▸ **Exercise details**: Substitute "corner-ornament" for "decorative-corner-shape" in the listing, from its first line up to and including the line with "184, 1730, 196]", and reproduce those lines with everything else unchanged.

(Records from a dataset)
--
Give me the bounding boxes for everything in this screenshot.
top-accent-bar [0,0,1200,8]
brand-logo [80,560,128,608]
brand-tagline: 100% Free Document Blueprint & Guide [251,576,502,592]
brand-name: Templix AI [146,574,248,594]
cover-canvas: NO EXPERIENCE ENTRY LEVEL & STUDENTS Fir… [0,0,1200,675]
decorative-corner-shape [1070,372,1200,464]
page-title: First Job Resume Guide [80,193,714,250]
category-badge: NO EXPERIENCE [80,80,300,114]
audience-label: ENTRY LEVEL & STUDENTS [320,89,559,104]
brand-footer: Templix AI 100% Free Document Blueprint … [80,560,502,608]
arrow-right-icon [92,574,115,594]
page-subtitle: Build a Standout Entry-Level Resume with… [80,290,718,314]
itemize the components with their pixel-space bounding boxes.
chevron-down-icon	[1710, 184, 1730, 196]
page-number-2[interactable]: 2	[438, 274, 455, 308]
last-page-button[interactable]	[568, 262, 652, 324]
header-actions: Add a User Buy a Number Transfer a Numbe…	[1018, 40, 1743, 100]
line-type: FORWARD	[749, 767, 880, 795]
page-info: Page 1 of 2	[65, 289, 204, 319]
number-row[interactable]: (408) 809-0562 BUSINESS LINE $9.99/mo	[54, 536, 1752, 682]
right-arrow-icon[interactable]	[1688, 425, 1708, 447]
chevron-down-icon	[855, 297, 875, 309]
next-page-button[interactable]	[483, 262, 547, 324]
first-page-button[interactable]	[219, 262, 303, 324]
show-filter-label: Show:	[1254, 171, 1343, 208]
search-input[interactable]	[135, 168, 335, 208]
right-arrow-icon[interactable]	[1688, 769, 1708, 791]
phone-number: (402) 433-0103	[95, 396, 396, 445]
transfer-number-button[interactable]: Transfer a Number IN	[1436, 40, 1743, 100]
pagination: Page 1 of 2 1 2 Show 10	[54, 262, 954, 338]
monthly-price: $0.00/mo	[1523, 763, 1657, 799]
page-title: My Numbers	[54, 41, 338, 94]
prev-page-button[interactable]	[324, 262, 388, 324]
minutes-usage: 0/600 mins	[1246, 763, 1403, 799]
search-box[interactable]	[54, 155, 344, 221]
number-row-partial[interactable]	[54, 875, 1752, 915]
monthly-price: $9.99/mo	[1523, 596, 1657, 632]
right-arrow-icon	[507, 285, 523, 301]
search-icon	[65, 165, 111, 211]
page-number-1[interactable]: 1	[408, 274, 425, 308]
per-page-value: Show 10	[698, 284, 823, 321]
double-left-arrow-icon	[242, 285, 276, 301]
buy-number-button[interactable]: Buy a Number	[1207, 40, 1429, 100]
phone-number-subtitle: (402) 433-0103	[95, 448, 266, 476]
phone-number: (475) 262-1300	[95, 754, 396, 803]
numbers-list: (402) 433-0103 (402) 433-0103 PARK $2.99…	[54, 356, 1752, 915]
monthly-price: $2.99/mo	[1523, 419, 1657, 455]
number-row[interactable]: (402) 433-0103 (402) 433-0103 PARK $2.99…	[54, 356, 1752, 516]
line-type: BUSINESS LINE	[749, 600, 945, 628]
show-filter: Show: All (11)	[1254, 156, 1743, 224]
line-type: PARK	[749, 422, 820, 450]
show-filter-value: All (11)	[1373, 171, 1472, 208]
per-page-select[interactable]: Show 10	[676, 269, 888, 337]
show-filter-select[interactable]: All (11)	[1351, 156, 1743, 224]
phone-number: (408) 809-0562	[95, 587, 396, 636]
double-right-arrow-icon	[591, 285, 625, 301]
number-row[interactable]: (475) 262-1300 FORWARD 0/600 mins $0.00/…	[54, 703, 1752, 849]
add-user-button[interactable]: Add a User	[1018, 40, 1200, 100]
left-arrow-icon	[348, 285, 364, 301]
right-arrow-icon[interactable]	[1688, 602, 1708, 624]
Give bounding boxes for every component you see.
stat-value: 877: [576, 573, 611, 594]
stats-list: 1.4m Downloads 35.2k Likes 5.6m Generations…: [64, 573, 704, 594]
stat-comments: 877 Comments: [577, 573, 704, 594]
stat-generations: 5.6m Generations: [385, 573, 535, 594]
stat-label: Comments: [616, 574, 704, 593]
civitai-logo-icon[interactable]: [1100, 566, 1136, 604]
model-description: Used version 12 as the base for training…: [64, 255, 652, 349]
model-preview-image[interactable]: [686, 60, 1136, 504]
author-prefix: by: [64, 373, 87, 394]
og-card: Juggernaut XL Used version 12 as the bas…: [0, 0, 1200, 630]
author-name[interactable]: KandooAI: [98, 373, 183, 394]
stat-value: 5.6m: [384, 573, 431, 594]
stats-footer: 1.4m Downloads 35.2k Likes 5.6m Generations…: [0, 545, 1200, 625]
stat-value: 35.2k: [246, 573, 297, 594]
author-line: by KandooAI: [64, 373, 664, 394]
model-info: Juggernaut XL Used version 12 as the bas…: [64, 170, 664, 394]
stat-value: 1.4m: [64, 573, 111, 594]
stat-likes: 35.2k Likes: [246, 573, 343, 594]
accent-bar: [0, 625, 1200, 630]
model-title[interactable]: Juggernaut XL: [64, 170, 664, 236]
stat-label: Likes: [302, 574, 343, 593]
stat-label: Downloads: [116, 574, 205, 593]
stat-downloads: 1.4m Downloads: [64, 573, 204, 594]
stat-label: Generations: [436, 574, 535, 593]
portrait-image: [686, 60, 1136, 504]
--
▸ **Solution for this task**:
Give me the bounding boxes for everything in this screenshot.
top-accent-bar [0,0,1200,8]
brand-logo [80,560,128,608]
brand-tagline: 100% Free Document Blueprint & Guide [251,576,502,592]
brand-name: Templix AI [146,574,248,594]
cover-canvas: NO EXPERIENCE ENTRY LEVEL & STUDENTS Fir… [0,0,1200,675]
corner-ornament [1070,372,1200,464]
page-title: First Job Resume Guide [80,193,714,250]
category-badge: NO EXPERIENCE [80,80,300,114]
audience-label: ENTRY LEVEL & STUDENTS [320,89,559,104]
brand-footer: Templix AI 100% Free Document Blueprint … [80,560,502,608]
arrow-right-icon [92,574,115,594]
page-subtitle: Build a Standout Entry-Level Resume with… [80,290,718,314]
itemize the components with their pixel-space bounding boxes.
chevron-down-icon	[1710, 184, 1730, 196]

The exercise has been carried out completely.